● **Written exercise**:
Word for word, retype every entry in the listing.

● **Dataset**:
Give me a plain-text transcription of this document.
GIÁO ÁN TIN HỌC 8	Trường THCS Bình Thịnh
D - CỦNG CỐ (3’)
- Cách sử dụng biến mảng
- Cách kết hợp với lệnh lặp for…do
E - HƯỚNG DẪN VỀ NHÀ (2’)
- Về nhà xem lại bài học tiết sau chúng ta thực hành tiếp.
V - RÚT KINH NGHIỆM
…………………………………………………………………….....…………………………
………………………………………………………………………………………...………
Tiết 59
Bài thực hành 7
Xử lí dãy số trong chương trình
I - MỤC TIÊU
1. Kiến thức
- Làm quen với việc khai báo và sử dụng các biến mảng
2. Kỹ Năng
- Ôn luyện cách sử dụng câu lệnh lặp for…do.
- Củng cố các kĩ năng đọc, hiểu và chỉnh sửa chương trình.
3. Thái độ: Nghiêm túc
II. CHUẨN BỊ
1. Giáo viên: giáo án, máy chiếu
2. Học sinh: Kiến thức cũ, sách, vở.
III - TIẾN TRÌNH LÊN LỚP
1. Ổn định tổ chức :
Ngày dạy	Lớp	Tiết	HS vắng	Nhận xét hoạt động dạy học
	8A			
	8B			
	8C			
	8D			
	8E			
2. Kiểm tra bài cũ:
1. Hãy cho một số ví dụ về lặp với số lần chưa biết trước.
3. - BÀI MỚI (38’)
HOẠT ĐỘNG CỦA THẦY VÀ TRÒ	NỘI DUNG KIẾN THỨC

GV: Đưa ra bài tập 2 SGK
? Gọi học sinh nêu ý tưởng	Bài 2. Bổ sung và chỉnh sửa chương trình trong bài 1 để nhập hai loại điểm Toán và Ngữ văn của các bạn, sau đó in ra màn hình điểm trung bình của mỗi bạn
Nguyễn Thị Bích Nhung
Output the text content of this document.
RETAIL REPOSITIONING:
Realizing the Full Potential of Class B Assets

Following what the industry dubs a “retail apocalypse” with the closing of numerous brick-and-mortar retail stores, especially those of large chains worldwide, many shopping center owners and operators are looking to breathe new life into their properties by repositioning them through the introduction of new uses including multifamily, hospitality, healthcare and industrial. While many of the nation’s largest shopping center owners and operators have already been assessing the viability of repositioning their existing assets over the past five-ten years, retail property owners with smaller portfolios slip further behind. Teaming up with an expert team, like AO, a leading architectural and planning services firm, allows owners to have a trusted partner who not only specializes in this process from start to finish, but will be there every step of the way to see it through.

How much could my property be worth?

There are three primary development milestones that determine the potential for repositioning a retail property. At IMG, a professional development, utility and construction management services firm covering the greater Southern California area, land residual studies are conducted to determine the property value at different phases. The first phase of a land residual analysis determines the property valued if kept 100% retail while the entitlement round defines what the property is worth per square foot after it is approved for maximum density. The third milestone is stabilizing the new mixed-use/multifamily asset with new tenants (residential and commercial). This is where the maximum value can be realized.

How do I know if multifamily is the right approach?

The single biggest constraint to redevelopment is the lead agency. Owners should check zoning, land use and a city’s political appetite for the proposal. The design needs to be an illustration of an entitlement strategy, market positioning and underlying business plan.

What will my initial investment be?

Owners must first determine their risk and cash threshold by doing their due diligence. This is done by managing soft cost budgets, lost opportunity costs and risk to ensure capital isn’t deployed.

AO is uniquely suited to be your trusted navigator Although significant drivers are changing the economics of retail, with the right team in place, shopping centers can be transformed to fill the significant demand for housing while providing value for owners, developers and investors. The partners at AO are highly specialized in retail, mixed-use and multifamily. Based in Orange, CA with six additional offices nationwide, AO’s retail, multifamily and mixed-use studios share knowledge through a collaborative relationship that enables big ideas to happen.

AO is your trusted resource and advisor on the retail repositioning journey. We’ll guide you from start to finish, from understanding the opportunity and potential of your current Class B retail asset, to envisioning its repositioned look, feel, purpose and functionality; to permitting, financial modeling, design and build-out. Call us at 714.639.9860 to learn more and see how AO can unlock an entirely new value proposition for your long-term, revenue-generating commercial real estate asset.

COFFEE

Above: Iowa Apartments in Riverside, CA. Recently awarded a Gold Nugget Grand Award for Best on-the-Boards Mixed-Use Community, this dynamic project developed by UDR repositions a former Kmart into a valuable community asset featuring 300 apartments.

● **Output**:
Give me a plain-text transcription of this document.
GIÁO ÁN TIN HỌC 8	Trường THCS Bình Thịnh
D - CỦNG CỐ (3’)
- Cách sử dụng biến mảng
- Cách kết hợp với lệnh lặp for…do
E - HƯỚNG DẪN VỀ NHÀ (2’)
- Về nhà xem lại bài học tiết sau chúng ta thực hành tiếp.
V - RÚT KINH NGHIỆM
…………………………………………………………………….....…………………………
………………………………………………………………………………………...………
Tiết 59
Bài thực hành 7
Xử lí dãy số trong chương trình
I - MỤC TIÊU
1. Kiến thức
- Làm quen với việc khai báo và sử dụng các biến mảng
2. Kỹ Năng
- Ôn luyện cách sử dụng câu lệnh lặp for…do.
- Củng cố các kĩ năng đọc, hiểu và chỉnh sửa chương trình.
3. Thái độ: Nghiêm túc
II. CHUẨN BỊ
1. Giáo viên: giáo án, máy chiếu
2. Học sinh: Kiến thức cũ, sách, vở.
III - TIẾN TRÌNH LÊN LỚP
1. Ổn định tổ chức :
Ngày dạy	Lớp	Tiết	HS vắng	Nhận xét hoạt động dạy học
	8A			
	8B			
	8C			
	8D			
	8E			
2. Kiểm tra bài cũ:
1. Hãy cho một số ví dụ về lặp với số lần chưa biết trước.
3. - BÀI MỚI (38’)
HOẠT ĐỘNG CỦA THẦY VÀ TRÒ	NỘI DUNG KIẾN THỨC

GV: Đưa ra bài tập 2 SGK
? Gọi học sinh nêu ý tưởng	Bài 2. Bổ sung và chỉnh sửa chương trình trong bài 1 để nhập hai loại điểm Toán và Ngữ văn của các bạn, sau đó in ra màn hình điểm trung bình của mỗi bạn
Nguyễn Thị Bích Nhung
Output the text content of this document.
RETAIL REPOSITIONING:
Realizing the Full Potential of Class B Assets

Following what the industry dubs a “retail apocalypse” with the closing of numerous brick-and-mortar retail stores, especially those of large chains worldwide, many shopping center owners and operators are looking to breathe new life into their properties by repositioning them through the introduction of new uses including multifamily, hospitality, healthcare and industrial. While many of the nation’s largest shopping center owners and operators have already been assessing the viability of repositioning their existing assets over the past five-ten years, retail property owners with smaller portfolios slip further behind. Teaming up with an expert team, like AO, a leading architectural and planning services firm, allows owners to have a trusted partner who not only specializes in this process from start to finish, but will be there every step of the way to see it through.

How much could my property be worth?

There are three primary development milestones that determine the potential for repositioning a retail property. At IMG, a professional development, utility and construction management services firm covering the greater Southern California area, land residual studies are conducted to determine the property value at different phases. The first phase of a land residual analysis determines the property valued if kept 100% retail while the entitlement round defines what the property is worth per square foot after it is approved for maximum density. The third milestone is stabilizing the new mixed-use/multifamily asset with new tenants (residential and commercial). This is where the maximum value can be realized.

How do I know if multifamily is the right approach?

The single biggest constraint to redevelopment is the lead agency. Owners should check zoning, land use and a city’s political appetite for the proposal. The design needs to be an illustration of an entitlement strategy, market positioning and underlying business plan.

What will my initial investment be?

Owners must first determine their risk and cash threshold by doing their due diligence. This is done by managing soft cost budgets, lost opportunity costs and risk to ensure capital isn’t deployed.

AO is uniquely suited to be your trusted navigator Although significant drivers are changing the economics of retail, with the right team in place, shopping centers can be transformed to fill the significant demand for housing while providing value for owners, developers and investors. The partners at AO are highly specialized in retail, mixed-use and multifamily. Based in Orange, CA with six additional offices nationwide, AO’s retail, multifamily and mixed-use studios share knowledge through a collaborative relationship that enables big ideas to happen.

AO is your trusted resource and advisor on the retail repositioning journey. We’ll guide you from start to finish, from understanding the opportunity and potential of your current Class B retail asset, to envisioning its repositioned look, feel, purpose and functionality; to permitting, financial modeling, design and build-out. Call us at 714.639.9860 to learn more and see how AO can unlock an entirely new value proposition for your long-term, revenue-generating commercial real estate asset.

COFFEE

Above: Iowa Apartments in Riverside, CA. Recently awarded a Gold Nugget Grand Award for Best on-the-Boards Mixed-Use Community, this dynamic project developed by UDR repositions a former Kmart into a valuable community asset featuring 300 apartments.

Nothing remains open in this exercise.